Exactly as written, quote every line that follows, skipping the images.

(Collected data entries)
[start]
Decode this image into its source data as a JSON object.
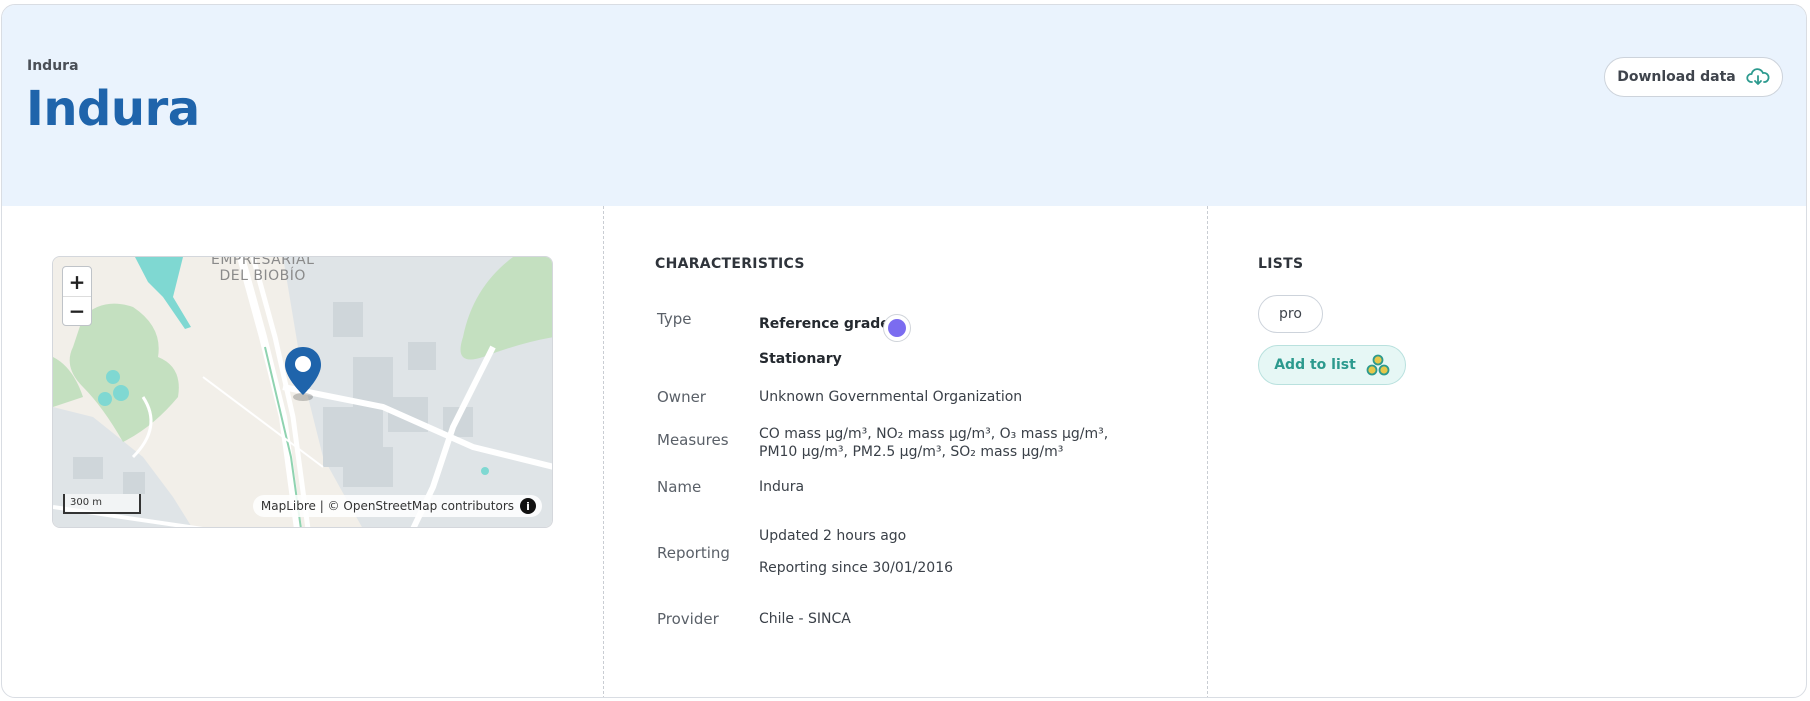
{
  "header": {
    "breadcrumb": "Indura",
    "title": "Indura",
    "download_label": "Download data"
  },
  "map": {
    "zoom_in": "+",
    "zoom_out": "−",
    "scale_label": "300 m",
    "attribution": "MapLibre | © OpenStreetMap contributors",
    "info_glyph": "i",
    "area_label_line1": "EMPRESARIAL",
    "area_label_line2": "DEL BIOBÍO"
  },
  "characteristics": {
    "heading": "CHARACTERISTICS",
    "type_label": "Type",
    "type_grade": "Reference grade",
    "type_mode": "Stationary",
    "owner_label": "Owner",
    "owner_value": "Unknown Governmental Organization",
    "measures_label": "Measures",
    "measures_value": "CO mass µg/m³, NO₂ mass µg/m³, O₃ mass µg/m³, PM10 µg/m³, PM2.5 µg/m³, SO₂ mass µg/m³",
    "name_label": "Name",
    "name_value": "Indura",
    "reporting_label": "Reporting",
    "reporting_updated": "Updated 2 hours ago",
    "reporting_since": "Reporting since 30/01/2016",
    "provider_label": "Provider",
    "provider_value": "Chile - SINCA"
  },
  "lists": {
    "heading": "LISTS",
    "items": [
      "pro"
    ],
    "add_label": "Add to list"
  },
  "colors": {
    "accent_blue": "#1f64ab",
    "reference_grade_dot": "#7b6cf0",
    "teal": "#2c9a8e",
    "header_bg": "#eaf3fd"
  },
  "icons": {
    "download": "cloud-download-icon",
    "add_to_list": "three-circles-icon",
    "marker": "map-pin-icon"
  }
}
[end]
▸ Exercise result:
Decode this image into its source data as a JSON object.
{
  "header": {
    "breadcrumb": "Indura",
    "title": "Indura",
    "download_label": "Download data"
  },
  "map": {
    "zoom_in": "+",
    "zoom_out": "−",
    "scale_label": "300 m",
    "attribution": "MapLibre | © OpenStreetMap contributors",
    "info_glyph": "i",
    "area_label_line1": "EMPRESARIAL",
    "area_label_line2": "DEL BIOBÍO"
  },
  "characteristics": {
    "heading": "CHARACTERISTICS",
    "type_label": "Type",
    "type_grade": "Reference grade",
    "type_mode": "Stationary",
    "owner_label": "Owner",
    "owner_value": "Unknown Governmental Organization",
    "measures_label": "Measures",
    "measures_value": "CO mass µg/m³, NO₂ mass µg/m³, O₃ mass µg/m³, PM10 µg/m³, PM2.5 µg/m³, SO₂ mass µg/m³",
    "name_label": "Name",
    "name_value": "Indura",
    "reporting_label": "Reporting",
    "reporting_updated": "Updated 2 hours ago",
    "reporting_since": "Reporting since 30/01/2016",
    "provider_label": "Provider",
    "provider_value": "Chile - SINCA"
  },
  "lists": {
    "heading": "LISTS",
    "items": [
      "pro"
    ],
    "add_label": "Add to list"
  },
  "colors": {
    "accent_blue": "#1f64ab",
    "reference_grade_dot": "#7b6cf0",
    "teal": "#2c9a8e",
    "header_bg": "#eaf3fd"
  },
  "icons": {
    "download": "cloud-download-icon",
    "add_to_list": "three-circles-icon",
    "marker": "map-pin-icon"
  }
}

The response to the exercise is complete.